From the entries that follow, pick out all lines holding "processi".

Collected data:
╭──

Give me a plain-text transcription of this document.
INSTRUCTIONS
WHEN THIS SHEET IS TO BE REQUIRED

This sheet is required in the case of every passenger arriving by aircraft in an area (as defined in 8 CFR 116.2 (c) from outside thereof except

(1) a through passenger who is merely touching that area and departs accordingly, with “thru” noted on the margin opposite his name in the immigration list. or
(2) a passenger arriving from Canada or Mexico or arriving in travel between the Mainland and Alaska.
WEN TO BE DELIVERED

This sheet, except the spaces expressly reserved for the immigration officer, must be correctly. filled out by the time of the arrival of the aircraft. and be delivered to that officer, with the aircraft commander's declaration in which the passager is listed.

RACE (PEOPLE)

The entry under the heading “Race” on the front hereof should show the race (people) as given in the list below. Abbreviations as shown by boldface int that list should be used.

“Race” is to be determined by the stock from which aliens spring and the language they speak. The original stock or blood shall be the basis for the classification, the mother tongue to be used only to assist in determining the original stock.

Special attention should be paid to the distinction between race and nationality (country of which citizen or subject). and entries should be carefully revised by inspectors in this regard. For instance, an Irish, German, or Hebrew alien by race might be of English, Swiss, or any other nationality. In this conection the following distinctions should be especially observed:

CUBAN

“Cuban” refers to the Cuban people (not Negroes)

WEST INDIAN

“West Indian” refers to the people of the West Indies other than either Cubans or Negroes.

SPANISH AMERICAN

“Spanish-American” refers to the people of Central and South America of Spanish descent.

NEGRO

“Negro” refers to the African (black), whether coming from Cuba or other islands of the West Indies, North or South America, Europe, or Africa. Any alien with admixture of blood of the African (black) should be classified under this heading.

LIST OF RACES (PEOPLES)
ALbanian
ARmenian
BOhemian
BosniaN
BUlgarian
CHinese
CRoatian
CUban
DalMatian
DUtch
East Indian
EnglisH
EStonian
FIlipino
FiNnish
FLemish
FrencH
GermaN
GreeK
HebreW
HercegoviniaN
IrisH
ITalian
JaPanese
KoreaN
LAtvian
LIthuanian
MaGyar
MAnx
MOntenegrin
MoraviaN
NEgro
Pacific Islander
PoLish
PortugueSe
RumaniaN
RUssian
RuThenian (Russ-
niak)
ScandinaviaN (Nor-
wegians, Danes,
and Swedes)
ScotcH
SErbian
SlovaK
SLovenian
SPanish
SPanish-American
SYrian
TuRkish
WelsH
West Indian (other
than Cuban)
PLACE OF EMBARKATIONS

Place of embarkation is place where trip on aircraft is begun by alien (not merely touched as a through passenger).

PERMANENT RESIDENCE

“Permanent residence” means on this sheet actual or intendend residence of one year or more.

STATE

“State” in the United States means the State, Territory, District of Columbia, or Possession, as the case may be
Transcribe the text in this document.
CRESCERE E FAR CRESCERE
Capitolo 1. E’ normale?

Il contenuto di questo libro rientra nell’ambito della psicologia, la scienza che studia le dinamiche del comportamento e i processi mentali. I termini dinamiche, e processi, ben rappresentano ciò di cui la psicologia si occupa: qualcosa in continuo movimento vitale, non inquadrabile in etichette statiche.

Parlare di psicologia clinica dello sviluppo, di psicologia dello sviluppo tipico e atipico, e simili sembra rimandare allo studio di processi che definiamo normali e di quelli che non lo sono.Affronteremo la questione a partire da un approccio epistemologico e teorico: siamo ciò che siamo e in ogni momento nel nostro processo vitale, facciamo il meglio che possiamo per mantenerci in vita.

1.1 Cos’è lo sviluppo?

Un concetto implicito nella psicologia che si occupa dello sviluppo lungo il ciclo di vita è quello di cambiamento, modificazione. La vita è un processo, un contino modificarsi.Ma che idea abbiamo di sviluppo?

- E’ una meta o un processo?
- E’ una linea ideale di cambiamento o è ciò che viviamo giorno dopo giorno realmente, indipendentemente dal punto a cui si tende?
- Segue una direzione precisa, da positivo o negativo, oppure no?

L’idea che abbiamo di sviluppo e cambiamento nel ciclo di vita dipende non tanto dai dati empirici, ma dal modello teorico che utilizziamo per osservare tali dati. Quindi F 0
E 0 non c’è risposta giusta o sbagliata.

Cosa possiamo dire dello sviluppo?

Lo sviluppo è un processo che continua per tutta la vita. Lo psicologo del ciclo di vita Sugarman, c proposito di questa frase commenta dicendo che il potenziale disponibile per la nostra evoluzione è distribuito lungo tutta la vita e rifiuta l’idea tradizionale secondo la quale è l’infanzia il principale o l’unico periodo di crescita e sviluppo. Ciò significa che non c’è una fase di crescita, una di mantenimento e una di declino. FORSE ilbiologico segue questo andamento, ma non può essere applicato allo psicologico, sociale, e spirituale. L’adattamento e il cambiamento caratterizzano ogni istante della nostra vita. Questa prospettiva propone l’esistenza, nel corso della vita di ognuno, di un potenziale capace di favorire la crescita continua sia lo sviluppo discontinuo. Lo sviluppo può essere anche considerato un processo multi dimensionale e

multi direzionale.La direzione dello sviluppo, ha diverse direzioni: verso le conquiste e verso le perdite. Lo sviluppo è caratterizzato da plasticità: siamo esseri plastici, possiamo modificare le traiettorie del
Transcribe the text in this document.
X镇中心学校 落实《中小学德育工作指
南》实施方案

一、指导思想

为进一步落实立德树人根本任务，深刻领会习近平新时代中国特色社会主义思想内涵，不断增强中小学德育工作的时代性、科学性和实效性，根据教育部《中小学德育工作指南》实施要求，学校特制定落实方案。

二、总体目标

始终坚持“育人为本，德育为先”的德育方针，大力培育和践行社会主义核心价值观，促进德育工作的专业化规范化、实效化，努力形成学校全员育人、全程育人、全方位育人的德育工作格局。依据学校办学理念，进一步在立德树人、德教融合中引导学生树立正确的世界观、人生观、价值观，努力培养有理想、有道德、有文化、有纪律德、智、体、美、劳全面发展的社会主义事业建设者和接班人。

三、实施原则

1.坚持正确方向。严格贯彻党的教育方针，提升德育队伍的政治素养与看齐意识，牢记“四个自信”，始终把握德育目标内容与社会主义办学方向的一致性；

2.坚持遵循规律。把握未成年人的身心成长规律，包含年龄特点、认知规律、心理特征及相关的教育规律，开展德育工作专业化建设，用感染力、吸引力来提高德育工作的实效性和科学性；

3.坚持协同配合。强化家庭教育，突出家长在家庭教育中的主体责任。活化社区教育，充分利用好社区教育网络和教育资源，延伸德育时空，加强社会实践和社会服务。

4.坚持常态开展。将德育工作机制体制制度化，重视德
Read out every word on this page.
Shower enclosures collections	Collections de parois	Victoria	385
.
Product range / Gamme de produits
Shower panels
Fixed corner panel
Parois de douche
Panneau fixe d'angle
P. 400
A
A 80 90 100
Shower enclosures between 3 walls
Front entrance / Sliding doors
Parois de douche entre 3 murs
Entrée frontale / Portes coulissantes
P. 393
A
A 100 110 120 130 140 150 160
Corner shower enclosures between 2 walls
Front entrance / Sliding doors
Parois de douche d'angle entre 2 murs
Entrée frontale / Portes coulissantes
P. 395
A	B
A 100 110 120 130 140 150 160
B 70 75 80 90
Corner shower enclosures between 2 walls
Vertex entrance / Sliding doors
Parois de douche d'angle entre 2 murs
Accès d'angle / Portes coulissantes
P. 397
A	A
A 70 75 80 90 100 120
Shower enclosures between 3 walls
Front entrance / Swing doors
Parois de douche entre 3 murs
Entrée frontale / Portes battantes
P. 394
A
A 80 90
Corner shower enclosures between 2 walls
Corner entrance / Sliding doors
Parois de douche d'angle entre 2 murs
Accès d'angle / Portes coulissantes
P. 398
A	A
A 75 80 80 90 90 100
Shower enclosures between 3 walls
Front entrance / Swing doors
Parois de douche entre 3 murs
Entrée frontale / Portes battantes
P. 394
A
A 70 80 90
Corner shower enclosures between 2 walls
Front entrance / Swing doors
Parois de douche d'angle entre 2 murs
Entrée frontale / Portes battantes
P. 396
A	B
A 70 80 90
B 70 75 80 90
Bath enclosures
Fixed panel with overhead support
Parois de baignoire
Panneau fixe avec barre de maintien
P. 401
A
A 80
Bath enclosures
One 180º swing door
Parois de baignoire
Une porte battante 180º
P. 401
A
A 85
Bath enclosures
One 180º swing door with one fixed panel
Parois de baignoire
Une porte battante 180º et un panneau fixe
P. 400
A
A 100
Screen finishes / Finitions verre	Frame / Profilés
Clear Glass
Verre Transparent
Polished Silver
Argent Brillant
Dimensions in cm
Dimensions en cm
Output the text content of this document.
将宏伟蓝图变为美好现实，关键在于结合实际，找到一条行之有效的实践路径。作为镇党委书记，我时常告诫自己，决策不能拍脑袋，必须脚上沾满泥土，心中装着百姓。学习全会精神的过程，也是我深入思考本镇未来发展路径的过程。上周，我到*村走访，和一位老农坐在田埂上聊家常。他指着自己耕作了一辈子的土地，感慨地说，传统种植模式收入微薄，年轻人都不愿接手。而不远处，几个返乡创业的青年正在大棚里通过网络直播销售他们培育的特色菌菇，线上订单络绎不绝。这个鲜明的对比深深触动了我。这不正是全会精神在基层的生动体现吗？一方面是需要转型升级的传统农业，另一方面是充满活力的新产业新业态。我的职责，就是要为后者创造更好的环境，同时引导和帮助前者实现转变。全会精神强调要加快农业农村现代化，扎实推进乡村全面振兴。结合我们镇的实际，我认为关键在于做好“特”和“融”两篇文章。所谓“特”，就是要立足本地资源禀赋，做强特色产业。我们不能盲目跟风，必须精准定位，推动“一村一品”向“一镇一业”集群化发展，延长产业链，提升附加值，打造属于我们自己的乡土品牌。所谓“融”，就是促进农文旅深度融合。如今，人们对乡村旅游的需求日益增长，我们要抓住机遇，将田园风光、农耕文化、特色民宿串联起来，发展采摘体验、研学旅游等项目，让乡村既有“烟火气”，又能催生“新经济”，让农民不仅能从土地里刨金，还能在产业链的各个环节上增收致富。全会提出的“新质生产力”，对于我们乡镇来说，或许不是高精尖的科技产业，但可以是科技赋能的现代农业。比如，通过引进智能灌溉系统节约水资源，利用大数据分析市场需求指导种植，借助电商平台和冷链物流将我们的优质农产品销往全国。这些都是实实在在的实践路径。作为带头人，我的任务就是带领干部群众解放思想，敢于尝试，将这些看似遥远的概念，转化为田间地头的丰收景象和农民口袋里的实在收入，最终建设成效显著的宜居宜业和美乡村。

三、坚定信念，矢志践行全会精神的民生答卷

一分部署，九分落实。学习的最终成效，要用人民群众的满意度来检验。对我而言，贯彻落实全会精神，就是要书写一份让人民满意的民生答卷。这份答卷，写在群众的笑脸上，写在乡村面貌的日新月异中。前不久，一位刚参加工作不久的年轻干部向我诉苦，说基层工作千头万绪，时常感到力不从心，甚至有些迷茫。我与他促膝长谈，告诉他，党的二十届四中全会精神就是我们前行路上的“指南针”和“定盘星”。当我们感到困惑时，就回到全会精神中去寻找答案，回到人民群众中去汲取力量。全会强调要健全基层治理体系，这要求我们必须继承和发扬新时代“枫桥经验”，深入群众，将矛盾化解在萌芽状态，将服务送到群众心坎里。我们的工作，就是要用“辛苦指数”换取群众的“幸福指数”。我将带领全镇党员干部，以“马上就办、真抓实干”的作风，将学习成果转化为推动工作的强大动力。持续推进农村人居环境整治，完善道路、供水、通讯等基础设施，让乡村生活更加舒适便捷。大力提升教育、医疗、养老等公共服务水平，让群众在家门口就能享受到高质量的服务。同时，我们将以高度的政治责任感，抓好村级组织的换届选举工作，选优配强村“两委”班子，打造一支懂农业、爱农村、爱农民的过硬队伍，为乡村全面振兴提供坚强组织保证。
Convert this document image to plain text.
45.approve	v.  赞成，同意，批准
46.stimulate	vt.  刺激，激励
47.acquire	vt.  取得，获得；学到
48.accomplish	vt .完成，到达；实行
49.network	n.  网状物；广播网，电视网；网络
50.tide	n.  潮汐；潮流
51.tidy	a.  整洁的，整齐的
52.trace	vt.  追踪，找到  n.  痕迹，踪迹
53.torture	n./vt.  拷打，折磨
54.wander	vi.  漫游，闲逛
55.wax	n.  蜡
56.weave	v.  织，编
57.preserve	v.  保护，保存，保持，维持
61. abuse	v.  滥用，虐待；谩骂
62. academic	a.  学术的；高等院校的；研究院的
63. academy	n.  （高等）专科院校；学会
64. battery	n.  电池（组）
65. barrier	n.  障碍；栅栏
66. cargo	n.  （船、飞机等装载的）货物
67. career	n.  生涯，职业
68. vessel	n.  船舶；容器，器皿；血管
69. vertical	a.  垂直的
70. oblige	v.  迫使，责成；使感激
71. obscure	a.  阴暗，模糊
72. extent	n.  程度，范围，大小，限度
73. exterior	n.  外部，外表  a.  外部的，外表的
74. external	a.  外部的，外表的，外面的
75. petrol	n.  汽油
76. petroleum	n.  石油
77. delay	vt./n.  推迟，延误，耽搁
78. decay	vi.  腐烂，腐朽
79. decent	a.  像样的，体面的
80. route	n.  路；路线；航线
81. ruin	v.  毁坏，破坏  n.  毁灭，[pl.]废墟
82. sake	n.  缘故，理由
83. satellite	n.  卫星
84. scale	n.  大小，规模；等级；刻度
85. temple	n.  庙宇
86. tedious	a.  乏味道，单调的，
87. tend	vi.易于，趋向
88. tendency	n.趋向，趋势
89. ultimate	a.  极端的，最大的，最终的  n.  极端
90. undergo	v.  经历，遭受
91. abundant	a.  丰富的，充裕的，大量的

╰──

* ANSWER TO THIS EXERCISE
Il contenuto di questo libro rientra nell’ambito della psicologia, la scienza che studia le dinamiche del comportamento e i processi mentali. I termini dinamiche, e processi, ben rappresentano ciò di cui la psicologia si occupa: qualcosa in continuo movimento vitale, non inquadrabile in etichette statiche.
Parlare di psicologia clinica dello sviluppo, di psicologia dello sviluppo tipico e atipico, e simili sembra rimandare allo studio di processi che definiamo normali e di quelli che non lo sono.Affronteremo la questione a partire da un approccio epistemologico e teorico: siamo ciò che siamo e in ogni momento nel nostro processo vitale, facciamo il meglio che possiamo per mantenerci in vita.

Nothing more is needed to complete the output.